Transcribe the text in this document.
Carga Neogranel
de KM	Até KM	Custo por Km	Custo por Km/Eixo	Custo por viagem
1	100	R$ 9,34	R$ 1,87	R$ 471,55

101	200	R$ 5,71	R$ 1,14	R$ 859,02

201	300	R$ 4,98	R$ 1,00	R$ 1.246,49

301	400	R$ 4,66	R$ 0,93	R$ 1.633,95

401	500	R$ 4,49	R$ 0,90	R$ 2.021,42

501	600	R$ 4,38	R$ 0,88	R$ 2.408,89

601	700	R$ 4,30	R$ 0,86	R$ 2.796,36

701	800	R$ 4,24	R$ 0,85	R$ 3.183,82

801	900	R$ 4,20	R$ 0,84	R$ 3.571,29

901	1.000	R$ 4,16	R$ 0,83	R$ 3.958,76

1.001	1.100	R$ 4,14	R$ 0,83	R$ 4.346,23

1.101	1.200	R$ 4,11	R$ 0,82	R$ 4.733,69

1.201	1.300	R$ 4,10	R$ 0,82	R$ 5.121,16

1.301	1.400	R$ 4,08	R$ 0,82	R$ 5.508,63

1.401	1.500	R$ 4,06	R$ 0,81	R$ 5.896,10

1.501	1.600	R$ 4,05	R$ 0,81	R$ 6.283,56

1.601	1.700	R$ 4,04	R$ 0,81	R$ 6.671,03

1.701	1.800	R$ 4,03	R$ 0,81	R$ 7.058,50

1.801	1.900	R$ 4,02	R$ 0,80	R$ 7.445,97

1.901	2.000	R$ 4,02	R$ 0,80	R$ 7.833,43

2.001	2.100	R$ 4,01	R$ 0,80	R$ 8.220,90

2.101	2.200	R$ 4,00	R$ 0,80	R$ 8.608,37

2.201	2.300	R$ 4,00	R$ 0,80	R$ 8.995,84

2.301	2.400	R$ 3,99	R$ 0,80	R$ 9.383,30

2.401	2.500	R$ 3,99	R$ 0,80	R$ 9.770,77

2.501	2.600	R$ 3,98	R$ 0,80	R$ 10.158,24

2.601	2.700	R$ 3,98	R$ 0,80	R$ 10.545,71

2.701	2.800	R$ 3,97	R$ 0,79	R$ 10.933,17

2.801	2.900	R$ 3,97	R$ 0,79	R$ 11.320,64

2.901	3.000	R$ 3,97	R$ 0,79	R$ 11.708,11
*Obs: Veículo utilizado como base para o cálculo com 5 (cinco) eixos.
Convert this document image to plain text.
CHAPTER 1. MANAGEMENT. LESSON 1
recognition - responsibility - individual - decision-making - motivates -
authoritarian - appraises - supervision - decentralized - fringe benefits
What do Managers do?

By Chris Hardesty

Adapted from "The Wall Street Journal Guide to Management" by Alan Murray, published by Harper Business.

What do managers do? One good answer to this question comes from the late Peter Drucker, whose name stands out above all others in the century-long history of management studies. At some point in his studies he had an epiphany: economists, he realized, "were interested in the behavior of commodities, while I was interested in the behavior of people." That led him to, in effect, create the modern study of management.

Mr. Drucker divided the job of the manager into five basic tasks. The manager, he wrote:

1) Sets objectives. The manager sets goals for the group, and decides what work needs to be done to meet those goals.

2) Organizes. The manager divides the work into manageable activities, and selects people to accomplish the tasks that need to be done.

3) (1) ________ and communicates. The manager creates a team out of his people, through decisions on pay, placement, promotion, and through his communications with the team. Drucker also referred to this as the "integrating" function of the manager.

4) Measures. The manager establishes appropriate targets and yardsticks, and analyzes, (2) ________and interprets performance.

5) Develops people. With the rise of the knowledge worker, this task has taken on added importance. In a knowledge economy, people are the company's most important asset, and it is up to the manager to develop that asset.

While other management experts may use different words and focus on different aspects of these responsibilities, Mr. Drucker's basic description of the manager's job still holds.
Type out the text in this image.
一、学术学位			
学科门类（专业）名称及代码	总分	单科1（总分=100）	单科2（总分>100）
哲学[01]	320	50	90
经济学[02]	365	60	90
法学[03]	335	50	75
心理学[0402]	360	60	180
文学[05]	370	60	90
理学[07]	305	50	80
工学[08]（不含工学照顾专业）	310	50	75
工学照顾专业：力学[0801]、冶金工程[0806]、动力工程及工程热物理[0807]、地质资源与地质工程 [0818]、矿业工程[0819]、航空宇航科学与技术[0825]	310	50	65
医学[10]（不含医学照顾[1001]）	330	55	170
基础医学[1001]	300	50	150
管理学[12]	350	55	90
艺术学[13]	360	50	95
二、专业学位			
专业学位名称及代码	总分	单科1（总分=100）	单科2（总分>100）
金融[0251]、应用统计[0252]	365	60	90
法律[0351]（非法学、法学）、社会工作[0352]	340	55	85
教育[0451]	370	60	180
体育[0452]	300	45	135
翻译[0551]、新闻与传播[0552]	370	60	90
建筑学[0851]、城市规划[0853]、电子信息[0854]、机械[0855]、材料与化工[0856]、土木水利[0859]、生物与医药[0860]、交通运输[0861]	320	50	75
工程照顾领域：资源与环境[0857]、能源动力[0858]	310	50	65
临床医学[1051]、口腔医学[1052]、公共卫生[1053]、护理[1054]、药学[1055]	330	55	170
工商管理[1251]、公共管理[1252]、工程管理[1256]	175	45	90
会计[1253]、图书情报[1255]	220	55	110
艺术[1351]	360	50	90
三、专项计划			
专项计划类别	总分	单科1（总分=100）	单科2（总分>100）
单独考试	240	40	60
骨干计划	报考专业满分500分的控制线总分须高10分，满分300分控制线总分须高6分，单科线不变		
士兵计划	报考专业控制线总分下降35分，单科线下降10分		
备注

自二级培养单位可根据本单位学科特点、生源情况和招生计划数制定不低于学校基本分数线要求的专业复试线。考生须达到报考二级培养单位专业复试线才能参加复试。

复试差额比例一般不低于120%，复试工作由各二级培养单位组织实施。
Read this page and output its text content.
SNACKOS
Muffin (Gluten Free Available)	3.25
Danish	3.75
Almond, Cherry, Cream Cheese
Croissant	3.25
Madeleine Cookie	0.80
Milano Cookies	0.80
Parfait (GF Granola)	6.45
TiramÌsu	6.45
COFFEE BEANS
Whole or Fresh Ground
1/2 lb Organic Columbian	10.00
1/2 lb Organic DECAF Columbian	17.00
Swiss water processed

## TASK STATEMENT
Which lines include the word "into"? Copy every one of them.

## SOLUTION TO THIS EXERCISE
Mr. Drucker divided the job of the manager into five basic tasks. The manager, he wrote:
2) Organizes. The manager divides the work into manageable activities, and selects people to accomplish the tasks that need to be done.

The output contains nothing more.